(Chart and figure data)
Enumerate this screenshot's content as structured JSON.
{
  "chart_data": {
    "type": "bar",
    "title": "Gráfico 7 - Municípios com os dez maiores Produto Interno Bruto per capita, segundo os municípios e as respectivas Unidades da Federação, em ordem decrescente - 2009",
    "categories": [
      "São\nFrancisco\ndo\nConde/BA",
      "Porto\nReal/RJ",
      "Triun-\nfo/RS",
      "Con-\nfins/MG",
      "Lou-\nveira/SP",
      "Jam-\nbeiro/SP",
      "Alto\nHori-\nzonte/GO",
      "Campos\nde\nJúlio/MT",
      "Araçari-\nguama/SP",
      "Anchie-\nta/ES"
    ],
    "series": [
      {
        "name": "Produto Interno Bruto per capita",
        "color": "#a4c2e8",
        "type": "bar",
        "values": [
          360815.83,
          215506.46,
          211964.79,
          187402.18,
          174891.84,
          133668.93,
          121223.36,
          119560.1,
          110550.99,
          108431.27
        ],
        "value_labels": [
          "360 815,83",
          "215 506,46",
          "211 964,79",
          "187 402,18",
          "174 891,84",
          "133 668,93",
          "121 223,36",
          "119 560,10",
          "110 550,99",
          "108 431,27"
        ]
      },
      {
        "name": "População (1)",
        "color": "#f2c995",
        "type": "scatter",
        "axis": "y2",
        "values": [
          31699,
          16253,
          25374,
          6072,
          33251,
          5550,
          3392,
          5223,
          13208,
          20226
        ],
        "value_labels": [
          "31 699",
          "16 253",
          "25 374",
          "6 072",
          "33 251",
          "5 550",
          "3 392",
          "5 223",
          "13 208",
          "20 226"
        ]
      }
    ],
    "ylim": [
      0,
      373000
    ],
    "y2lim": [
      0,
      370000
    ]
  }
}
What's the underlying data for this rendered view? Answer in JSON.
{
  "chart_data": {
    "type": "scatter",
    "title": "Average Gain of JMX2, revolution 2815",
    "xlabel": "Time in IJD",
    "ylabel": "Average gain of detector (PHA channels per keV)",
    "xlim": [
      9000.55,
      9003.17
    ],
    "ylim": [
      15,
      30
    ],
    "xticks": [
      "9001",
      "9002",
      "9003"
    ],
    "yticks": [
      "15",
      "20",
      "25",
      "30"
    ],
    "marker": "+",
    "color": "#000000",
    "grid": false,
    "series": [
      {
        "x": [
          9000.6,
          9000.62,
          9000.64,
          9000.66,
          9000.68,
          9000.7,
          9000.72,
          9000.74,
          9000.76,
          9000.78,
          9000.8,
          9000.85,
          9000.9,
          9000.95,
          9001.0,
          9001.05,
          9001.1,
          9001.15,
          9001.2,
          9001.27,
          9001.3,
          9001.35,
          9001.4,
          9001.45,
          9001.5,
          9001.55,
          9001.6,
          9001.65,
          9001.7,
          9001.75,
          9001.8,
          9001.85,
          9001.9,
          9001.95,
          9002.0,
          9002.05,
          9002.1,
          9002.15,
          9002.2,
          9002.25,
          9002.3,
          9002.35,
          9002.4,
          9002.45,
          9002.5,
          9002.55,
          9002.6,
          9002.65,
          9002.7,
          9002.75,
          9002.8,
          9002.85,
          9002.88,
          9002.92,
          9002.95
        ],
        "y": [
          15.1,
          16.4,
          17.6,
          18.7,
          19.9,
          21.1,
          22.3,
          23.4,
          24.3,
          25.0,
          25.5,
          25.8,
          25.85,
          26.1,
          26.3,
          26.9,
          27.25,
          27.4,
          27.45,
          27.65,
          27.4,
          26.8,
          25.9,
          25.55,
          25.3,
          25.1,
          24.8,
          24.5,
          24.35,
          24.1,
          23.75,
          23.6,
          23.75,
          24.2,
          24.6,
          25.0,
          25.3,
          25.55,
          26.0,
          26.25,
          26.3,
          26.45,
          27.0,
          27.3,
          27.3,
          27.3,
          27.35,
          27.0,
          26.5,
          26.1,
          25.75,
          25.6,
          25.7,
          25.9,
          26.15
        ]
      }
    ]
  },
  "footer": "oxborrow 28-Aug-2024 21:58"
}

_Task to carry out:_ Using the data above, return each line exactly as written.

_Problem solution:_
Enumerate this screenshot's content as structured JSON.
{
  "chart_data": {
    "type": "bar",
    "title": "Gráfico 7 - Municípios com os dez maiores Produto Interno Bruto per capita, segundo os municípios e as respectivas Unidades da Federação, em ordem decrescente - 2009",
    "categories": [
      "São\nFrancisco\ndo\nConde/BA",
      "Porto\nReal/RJ",
      "Triun-\nfo/RS",
      "Con-\nfins/MG",
      "Lou-\nveira/SP",
      "Jam-\nbeiro/SP",
      "Alto\nHori-\nzonte/GO",
      "Campos\nde\nJúlio/MT",
      "Araçari-\nguama/SP",
      "Anchie-\nta/ES"
    ],
    "series": [
      {
        "name": "Produto Interno Bruto per capita",
        "color": "#a4c2e8",
        "type": "bar",
        "values": [
          360815.83,
          215506.46,
          211964.79,
          187402.18,
          174891.84,
          133668.93,
          121223.36,
          119560.1,
          110550.99,
          108431.27
        ],
        "value_labels": [
          "360 815,83",
          "215 506,46",
          "211 964,79",
          "187 402,18",
          "174 891,84",
          "133 668,93",
          "121 223,36",
          "119 560,10",
          "110 550,99",
          "108 431,27"
        ]
      },
      {
        "name": "População (1)",
        "color": "#f2c995",
        "type": "scatter",
        "axis": "y2",
        "values": [
          31699,
          16253,
          25374,
          6072,
          33251,
          5550,
          3392,
          5223,
          13208,
          20226
        ],
        "value_labels": [
          "31 699",
          "16 253",
          "25 374",
          "6 072",
          "33 251",
          "5 550",
          "3 392",
          "5 223",
          "13 208",
          "20 226"
        ]
      }
    ],
    "ylim": [
      0,
      373000
    ],
    "y2lim": [
      0,
      370000
    ]
  }
}
What's the underlying data for this rendered view? Answer in JSON.
{
  "chart_data": {
    "type": "scatter",
    "title": "Average Gain of JMX2, revolution 2815",
    "xlabel": "Time in IJD",
    "ylabel": "Average gain of detector (PHA channels per keV)",
    "xlim": [
      9000.55,
      9003.17
    ],
    "ylim": [
      15,
      30
    ],
    "xticks": [
      "9001",
      "9002",
      "9003"
    ],
    "yticks": [
      "15",
      "20",
      "25",
      "30"
    ],
    "marker": "+",
    "color": "#000000",
    "grid": false,
    "series": [
      {
        "x": [
          9000.6,
          9000.62,
          9000.64,
          9000.66,
          9000.68,
          9000.7,
          9000.72,
          9000.74,
          9000.76,
          9000.78,
          9000.8,
          9000.85,
          9000.9,
          9000.95,
          9001.0,
          9001.05,
          9001.1,
          9001.15,
          9001.2,
          9001.27,
          9001.3,
          9001.35,
          9001.4,
          9001.45,
          9001.5,
          9001.55,
          9001.6,
          9001.65,
          9001.7,
          9001.75,
          9001.8,
          9001.85,
          9001.9,
          9001.95,
          9002.0,
          9002.05,
          9002.1,
          9002.15,
          9002.2,
          9002.25,
          9002.3,
          9002.35,
          9002.4,
          9002.45,
          9002.5,
          9002.55,
          9002.6,
          9002.65,
          9002.7,
          9002.75,
          9002.8,
          9002.85,
          9002.88,
          9002.92,
          9002.95
        ],
        "y": [
          15.1,
          16.4,
          17.6,
          18.7,
          19.9,
          21.1,
          22.3,
          23.4,
          24.3,
          25.0,
          25.5,
          25.8,
          25.85,
          26.1,
          26.3,
          26.9,
          27.25,
          27.4,
          27.45,
          27.65,
          27.4,
          26.8,
          25.9,
          25.55,
          25.3,
          25.1,
          24.8,
          24.5,
          24.35,
          24.1,
          23.75,
          23.6,
          23.75,
          24.2,
          24.6,
          25.0,
          25.3,
          25.55,
          26.0,
          26.25,
          26.3,
          26.45,
          27.0,
          27.3,
          27.3,
          27.3,
          27.35,
          27.0,
          26.5,
          26.1,
          25.75,
          25.6,
          25.7,
          25.9,
          26.15
        ]
      }
    ]
  },
  "footer": "oxborrow 28-Aug-2024 21:58"
}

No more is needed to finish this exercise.